INSTRUCTION:
Output the data exactly, with every line intact.

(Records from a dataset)

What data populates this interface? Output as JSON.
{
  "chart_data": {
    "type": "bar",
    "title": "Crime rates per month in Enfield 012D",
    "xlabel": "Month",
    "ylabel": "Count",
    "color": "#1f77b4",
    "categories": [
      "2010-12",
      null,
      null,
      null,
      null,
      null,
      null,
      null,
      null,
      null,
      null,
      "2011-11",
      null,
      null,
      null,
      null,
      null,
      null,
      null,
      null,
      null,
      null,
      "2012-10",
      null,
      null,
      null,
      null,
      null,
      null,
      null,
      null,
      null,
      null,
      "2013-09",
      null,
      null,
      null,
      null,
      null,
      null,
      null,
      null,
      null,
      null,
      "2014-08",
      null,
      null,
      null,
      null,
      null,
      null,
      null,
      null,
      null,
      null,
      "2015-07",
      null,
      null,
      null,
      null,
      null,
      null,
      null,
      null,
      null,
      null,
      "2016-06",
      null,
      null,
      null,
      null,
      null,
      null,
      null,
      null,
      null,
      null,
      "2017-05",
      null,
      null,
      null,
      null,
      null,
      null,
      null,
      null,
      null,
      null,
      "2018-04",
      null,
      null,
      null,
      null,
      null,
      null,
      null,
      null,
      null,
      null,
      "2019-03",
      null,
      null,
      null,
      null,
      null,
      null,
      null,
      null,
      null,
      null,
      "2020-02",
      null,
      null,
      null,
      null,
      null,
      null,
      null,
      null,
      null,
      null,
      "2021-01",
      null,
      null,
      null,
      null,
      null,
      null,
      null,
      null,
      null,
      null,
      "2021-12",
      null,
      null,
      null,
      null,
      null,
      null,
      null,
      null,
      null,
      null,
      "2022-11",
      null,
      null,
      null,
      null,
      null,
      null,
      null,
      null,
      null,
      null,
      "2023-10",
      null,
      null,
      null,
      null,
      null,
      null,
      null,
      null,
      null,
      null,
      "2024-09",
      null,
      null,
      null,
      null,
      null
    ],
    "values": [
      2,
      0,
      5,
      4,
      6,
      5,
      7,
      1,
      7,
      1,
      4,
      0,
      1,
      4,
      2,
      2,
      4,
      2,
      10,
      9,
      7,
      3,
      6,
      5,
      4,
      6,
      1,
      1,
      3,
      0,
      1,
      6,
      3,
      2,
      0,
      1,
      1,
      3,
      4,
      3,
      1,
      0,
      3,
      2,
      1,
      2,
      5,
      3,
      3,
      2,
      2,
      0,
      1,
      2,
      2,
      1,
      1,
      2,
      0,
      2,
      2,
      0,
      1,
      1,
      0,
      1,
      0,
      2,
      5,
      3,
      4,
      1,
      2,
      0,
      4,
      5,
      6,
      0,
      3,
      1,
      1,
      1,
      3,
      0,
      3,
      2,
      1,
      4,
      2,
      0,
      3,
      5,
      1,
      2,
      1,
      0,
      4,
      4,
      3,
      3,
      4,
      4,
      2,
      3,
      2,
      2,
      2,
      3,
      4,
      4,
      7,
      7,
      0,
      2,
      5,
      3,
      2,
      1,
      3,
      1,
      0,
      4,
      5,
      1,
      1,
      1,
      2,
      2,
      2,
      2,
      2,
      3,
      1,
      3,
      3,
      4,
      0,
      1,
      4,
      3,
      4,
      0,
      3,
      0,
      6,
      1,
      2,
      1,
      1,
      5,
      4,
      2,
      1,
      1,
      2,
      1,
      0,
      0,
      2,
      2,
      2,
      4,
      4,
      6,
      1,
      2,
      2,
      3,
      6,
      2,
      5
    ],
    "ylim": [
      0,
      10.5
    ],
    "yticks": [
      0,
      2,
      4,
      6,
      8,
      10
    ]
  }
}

SOLUTION TO THIS PROBLEM:
What data populates this interface? Output as JSON.
{
  "chart_data": {
    "type": "bar",
    "title": "Crime rates per month in Enfield 012D",
    "xlabel": "Month",
    "ylabel": "Count",
    "color": "#1f77b4",
    "categories": [
      "2010-12",
      null,
      null,
      null,
      null,
      null,
      null,
      null,
      null,
      null,
      null,
      "2011-11",
      null,
      null,
      null,
      null,
      null,
      null,
      null,
      null,
      null,
      null,
      "2012-10",
      null,
      null,
      null,
      null,
      null,
      null,
      null,
      null,
      null,
      null,
      "2013-09",
      null,
      null,
      null,
      null,
      null,
      null,
      null,
      null,
      null,
      null,
      "2014-08",
      null,
      null,
      null,
      null,
      null,
      null,
      null,
      null,
      null,
      null,
      "2015-07",
      null,
      null,
      null,
      null,
      null,
      null,
      null,
      null,
      null,
      null,
      "2016-06",
      null,
      null,
      null,
      null,
      null,
      null,
      null,
      null,
      null,
      null,
      "2017-05",
      null,
      null,
      null,
      null,
      null,
      null,
      null,
      null,
      null,
      null,
      "2018-04",
      null,
      null,
      null,
      null,
      null,
      null,
      null,
      null,
      null,
      null,
      "2019-03",
      null,
      null,
      null,
      null,
      null,
      null,
      null,
      null,
      null,
      null,
      "2020-02",
      null,
      null,
      null,
      null,
      null,
      null,
      null,
      null,
      null,
      null,
      "2021-01",
      null,
      null,
      null,
      null,
      null,
      null,
      null,
      null,
      null,
      null,
      "2021-12",
      null,
      null,
      null,
      null,
      null,
      null,
      null,
      null,
      null,
      null,
      "2022-11",
      null,
      null,
      null,
      null,
      null,
      null,
      null,
      null,
      null,
      null,
      "2023-10",
      null,
      null,
      null,
      null,
      null,
      null,
      null,
      null,
      null,
      null,
      "2024-09",
      null,
      null,
      null,
      null,
      null
    ],
    "values": [
      2,
      0,
      5,
      4,
      6,
      5,
      7,
      1,
      7,
      1,
      4,
      0,
      1,
      4,
      2,
      2,
      4,
      2,
      10,
      9,
      7,
      3,
      6,
      5,
      4,
      6,
      1,
      1,
      3,
      0,
      1,
      6,
      3,
      2,
      0,
      1,
      1,
      3,
      4,
      3,
      1,
      0,
      3,
      2,
      1,
      2,
      5,
      3,
      3,
      2,
      2,
      0,
      1,
      2,
      2,
      1,
      1,
      2,
      0,
      2,
      2,
      0,
      1,
      1,
      0,
      1,
      0,
      2,
      5,
      3,
      4,
      1,
      2,
      0,
      4,
      5,
      6,
      0,
      3,
      1,
      1,
      1,
      3,
      0,
      3,
      2,
      1,
      4,
      2,
      0,
      3,
      5,
      1,
      2,
      1,
      0,
      4,
      4,
      3,
      3,
      4,
      4,
      2,
      3,
      2,
      2,
      2,
      3,
      4,
      4,
      7,
      7,
      0,
      2,
      5,
      3,
      2,
      1,
      3,
      1,
      0,
      4,
      5,
      1,
      1,
      1,
      2,
      2,
      2,
      2,
      2,
      3,
      1,
      3,
      3,
      4,
      0,
      1,
      4,
      3,
      4,
      0,
      3,
      0,
      6,
      1,
      2,
      1,
      1,
      5,
      4,
      2,
      1,
      1,
      2,
      1,
      0,
      0,
      2,
      2,
      2,
      4,
      4,
      6,
      1,
      2,
      2,
      3,
      6,
      2,
      5
    ],
    "ylim": [
      0,
      10.5
    ],
    "yticks": [
      0,
      2,
      4,
      6,
      8,
      10
    ]
  }
}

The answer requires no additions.